**GIVEN REQUEST:** Reproduce the entries exactly.

**Data entries for graphics:**

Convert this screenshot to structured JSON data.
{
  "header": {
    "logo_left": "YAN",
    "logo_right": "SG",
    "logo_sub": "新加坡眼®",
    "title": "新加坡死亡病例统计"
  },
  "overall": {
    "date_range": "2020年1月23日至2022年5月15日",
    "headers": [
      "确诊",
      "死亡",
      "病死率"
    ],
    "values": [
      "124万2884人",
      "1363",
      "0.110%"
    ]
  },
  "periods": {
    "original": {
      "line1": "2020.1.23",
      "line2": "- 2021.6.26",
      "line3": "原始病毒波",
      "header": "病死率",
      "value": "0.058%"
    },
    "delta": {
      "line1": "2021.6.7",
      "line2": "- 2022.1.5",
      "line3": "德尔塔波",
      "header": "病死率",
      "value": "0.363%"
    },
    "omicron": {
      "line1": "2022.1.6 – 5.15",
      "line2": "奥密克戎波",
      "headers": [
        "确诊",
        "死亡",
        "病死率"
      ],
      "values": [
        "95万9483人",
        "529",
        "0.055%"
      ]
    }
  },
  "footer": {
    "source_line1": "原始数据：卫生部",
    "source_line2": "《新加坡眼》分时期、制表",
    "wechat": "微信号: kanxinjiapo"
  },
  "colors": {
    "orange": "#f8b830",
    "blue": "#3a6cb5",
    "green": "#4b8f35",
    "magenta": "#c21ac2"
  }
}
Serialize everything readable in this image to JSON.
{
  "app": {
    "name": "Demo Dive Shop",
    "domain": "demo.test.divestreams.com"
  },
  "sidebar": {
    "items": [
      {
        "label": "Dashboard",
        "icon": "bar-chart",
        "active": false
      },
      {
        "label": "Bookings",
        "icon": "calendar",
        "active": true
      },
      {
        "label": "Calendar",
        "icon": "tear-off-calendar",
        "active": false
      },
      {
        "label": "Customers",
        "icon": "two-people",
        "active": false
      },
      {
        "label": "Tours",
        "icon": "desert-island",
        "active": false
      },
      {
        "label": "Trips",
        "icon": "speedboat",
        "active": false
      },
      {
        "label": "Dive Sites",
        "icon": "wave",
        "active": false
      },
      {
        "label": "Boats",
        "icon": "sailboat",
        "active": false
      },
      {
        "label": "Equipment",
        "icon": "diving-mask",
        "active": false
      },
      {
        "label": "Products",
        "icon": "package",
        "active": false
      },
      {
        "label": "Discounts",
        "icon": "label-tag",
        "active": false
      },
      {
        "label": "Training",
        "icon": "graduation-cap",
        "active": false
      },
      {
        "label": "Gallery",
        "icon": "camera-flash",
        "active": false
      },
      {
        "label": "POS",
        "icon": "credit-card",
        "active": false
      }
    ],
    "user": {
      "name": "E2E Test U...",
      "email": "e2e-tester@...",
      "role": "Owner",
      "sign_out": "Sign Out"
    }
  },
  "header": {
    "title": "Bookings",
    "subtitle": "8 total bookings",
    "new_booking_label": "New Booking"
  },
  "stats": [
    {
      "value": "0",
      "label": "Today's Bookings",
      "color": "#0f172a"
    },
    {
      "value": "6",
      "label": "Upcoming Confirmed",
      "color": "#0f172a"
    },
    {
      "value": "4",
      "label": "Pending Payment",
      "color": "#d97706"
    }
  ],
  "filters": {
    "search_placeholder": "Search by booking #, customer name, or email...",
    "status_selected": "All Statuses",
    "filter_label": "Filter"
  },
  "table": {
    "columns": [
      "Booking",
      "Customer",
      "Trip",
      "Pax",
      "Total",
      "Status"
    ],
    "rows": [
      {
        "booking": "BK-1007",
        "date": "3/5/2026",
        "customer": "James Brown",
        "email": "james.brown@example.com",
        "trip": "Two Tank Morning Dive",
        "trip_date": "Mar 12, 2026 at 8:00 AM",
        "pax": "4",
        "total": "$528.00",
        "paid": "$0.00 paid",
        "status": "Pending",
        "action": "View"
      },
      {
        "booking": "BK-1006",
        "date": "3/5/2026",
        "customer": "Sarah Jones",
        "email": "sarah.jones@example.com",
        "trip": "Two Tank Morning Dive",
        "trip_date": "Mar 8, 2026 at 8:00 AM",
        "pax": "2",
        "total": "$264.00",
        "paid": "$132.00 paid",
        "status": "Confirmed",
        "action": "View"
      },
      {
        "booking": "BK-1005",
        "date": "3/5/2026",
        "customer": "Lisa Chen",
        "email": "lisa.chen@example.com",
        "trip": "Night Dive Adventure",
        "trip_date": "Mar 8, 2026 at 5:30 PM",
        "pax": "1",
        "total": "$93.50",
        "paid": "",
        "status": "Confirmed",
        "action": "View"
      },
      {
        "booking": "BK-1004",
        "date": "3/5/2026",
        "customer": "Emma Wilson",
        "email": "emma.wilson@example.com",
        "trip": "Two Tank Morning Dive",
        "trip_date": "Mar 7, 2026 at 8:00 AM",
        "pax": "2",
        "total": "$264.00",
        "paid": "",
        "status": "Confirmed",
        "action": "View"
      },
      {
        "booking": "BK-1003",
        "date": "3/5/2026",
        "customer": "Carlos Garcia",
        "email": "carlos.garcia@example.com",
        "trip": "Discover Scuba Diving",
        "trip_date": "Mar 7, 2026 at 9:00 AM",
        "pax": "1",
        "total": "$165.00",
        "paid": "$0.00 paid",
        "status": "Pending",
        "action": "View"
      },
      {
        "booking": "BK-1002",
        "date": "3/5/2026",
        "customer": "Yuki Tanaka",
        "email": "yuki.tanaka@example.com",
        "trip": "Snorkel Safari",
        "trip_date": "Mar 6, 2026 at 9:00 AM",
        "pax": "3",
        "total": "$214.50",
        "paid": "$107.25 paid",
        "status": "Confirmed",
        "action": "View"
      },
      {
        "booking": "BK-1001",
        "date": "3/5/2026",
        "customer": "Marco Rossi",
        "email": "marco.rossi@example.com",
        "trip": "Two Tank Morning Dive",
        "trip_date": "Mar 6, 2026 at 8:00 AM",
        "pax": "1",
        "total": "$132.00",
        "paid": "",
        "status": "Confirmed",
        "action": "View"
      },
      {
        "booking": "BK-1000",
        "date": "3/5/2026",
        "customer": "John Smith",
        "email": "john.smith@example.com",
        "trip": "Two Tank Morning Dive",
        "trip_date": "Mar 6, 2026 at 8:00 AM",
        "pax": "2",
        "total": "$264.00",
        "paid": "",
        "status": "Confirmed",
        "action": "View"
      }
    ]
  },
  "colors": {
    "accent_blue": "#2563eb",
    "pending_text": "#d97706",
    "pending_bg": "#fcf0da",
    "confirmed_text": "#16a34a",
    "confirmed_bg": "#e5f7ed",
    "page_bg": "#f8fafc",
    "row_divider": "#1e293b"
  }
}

**ANSWER IN FULL:**
Convert this screenshot to structured JSON data.
{
  "header": {
    "logo_left": "YAN",
    "logo_right": "SG",
    "logo_sub": "新加坡眼®",
    "title": "新加坡死亡病例统计"
  },
  "overall": {
    "date_range": "2020年1月23日至2022年5月15日",
    "headers": [
      "确诊",
      "死亡",
      "病死率"
    ],
    "values": [
      "124万2884人",
      "1363",
      "0.110%"
    ]
  },
  "periods": {
    "original": {
      "line1": "2020.1.23",
      "line2": "- 2021.6.26",
      "line3": "原始病毒波",
      "header": "病死率",
      "value": "0.058%"
    },
    "delta": {
      "line1": "2021.6.7",
      "line2": "- 2022.1.5",
      "line3": "德尔塔波",
      "header": "病死率",
      "value": "0.363%"
    },
    "omicron": {
      "line1": "2022.1.6 – 5.15",
      "line2": "奥密克戎波",
      "headers": [
        "确诊",
        "死亡",
        "病死率"
      ],
      "values": [
        "95万9483人",
        "529",
        "0.055%"
      ]
    }
  },
  "footer": {
    "source_line1": "原始数据：卫生部",
    "source_line2": "《新加坡眼》分时期、制表",
    "wechat": "微信号: kanxinjiapo"
  },
  "colors": {
    "orange": "#f8b830",
    "blue": "#3a6cb5",
    "green": "#4b8f35",
    "magenta": "#c21ac2"
  }
}
Serialize everything readable in this image to JSON.
{
  "app": {
    "name": "Demo Dive Shop",
    "domain": "demo.test.divestreams.com"
  },
  "sidebar": {
    "items": [
      {
        "label": "Dashboard",
        "icon": "bar-chart",
        "active": false
      },
      {
        "label": "Bookings",
        "icon": "calendar",
        "active": true
      },
      {
        "label": "Calendar",
        "icon": "tear-off-calendar",
        "active": false
      },
      {
        "label": "Customers",
        "icon": "two-people",
        "active": false
      },
      {
        "label": "Tours",
        "icon": "desert-island",
        "active": false
      },
      {
        "label": "Trips",
        "icon": "speedboat",
        "active": false
      },
      {
        "label": "Dive Sites",
        "icon": "wave",
        "active": false
      },
      {
        "label": "Boats",
        "icon": "sailboat",
        "active": false
      },
      {
        "label": "Equipment",
        "icon": "diving-mask",
        "active": false
      },
      {
        "label": "Products",
        "icon": "package",
        "active": false
      },
      {
        "label": "Discounts",
        "icon": "label-tag",
        "active": false
      },
      {
        "label": "Training",
        "icon": "graduation-cap",
        "active": false
      },
      {
        "label": "Gallery",
        "icon": "camera-flash",
        "active": false
      },
      {
        "label": "POS",
        "icon": "credit-card",
        "active": false
      }
    ],
    "user": {
      "name": "E2E Test U...",
      "email": "e2e-tester@...",
      "role": "Owner",
      "sign_out": "Sign Out"
    }
  },
  "header": {
    "title": "Bookings",
    "subtitle": "8 total bookings",
    "new_booking_label": "New Booking"
  },
  "stats": [
    {
      "value": "0",
      "label": "Today's Bookings",
      "color": "#0f172a"
    },
    {
      "value": "6",
      "label": "Upcoming Confirmed",
      "color": "#0f172a"
    },
    {
      "value": "4",
      "label": "Pending Payment",
      "color": "#d97706"
    }
  ],
  "filters": {
    "search_placeholder": "Search by booking #, customer name, or email...",
    "status_selected": "All Statuses",
    "filter_label": "Filter"
  },
  "table": {
    "columns": [
      "Booking",
      "Customer",
      "Trip",
      "Pax",
      "Total",
      "Status"
    ],
    "rows": [
      {
        "booking": "BK-1007",
        "date": "3/5/2026",
        "customer": "James Brown",
        "email": "james.brown@example.com",
        "trip": "Two Tank Morning Dive",
        "trip_date": "Mar 12, 2026 at 8:00 AM",
        "pax": "4",
        "total": "$528.00",
        "paid": "$0.00 paid",
        "status": "Pending",
        "action": "View"
      },
      {
        "booking": "BK-1006",
        "date": "3/5/2026",
        "customer": "Sarah Jones",
        "email": "sarah.jones@example.com",
        "trip": "Two Tank Morning Dive",
        "trip_date": "Mar 8, 2026 at 8:00 AM",
        "pax": "2",
        "total": "$264.00",
        "paid": "$132.00 paid",
        "status": "Confirmed",
        "action": "View"
      },
      {
        "booking": "BK-1005",
        "date": "3/5/2026",
        "customer": "Lisa Chen",
        "email": "lisa.chen@example.com",
        "trip": "Night Dive Adventure",
        "trip_date": "Mar 8, 2026 at 5:30 PM",
        "pax": "1",
        "total": "$93.50",
        "paid": "",
        "status": "Confirmed",
        "action": "View"
      },
      {
        "booking": "BK-1004",
        "date": "3/5/2026",
        "customer": "Emma Wilson",
        "email": "emma.wilson@example.com",
        "trip": "Two Tank Morning Dive",
        "trip_date": "Mar 7, 2026 at 8:00 AM",
        "pax": "2",
        "total": "$264.00",
        "paid": "",
        "status": "Confirmed",
        "action": "View"
      },
      {
        "booking": "BK-1003",
        "date": "3/5/2026",
        "customer": "Carlos Garcia",
        "email": "carlos.garcia@example.com",
        "trip": "Discover Scuba Diving",
        "trip_date": "Mar 7, 2026 at 9:00 AM",
        "pax": "1",
        "total": "$165.00",
        "paid": "$0.00 paid",
        "status": "Pending",
        "action": "View"
      },
      {
        "booking": "BK-1002",
        "date": "3/5/2026",
        "customer": "Yuki Tanaka",
        "email": "yuki.tanaka@example.com",
        "trip": "Snorkel Safari",
        "trip_date": "Mar 6, 2026 at 9:00 AM",
        "pax": "3",
        "total": "$214.50",
        "paid": "$107.25 paid",
        "status": "Confirmed",
        "action": "View"
      },
      {
        "booking": "BK-1001",
        "date": "3/5/2026",
        "customer": "Marco Rossi",
        "email": "marco.rossi@example.com",
        "trip": "Two Tank Morning Dive",
        "trip_date": "Mar 6, 2026 at 8:00 AM",
        "pax": "1",
        "total": "$132.00",
        "paid": "",
        "status": "Confirmed",
        "action": "View"
      },
      {
        "booking": "BK-1000",
        "date": "3/5/2026",
        "customer": "John Smith",
        "email": "john.smith@example.com",
        "trip": "Two Tank Morning Dive",
        "trip_date": "Mar 6, 2026 at 8:00 AM",
        "pax": "2",
        "total": "$264.00",
        "paid": "",
        "status": "Confirmed",
        "action": "View"
      }
    ]
  },
  "colors": {
    "accent_blue": "#2563eb",
    "pending_text": "#d97706",
    "pending_bg": "#fcf0da",
    "confirmed_text": "#16a34a",
    "confirmed_bg": "#e5f7ed",
    "page_bg": "#f8fafc",
    "row_divider": "#1e293b"
  }
}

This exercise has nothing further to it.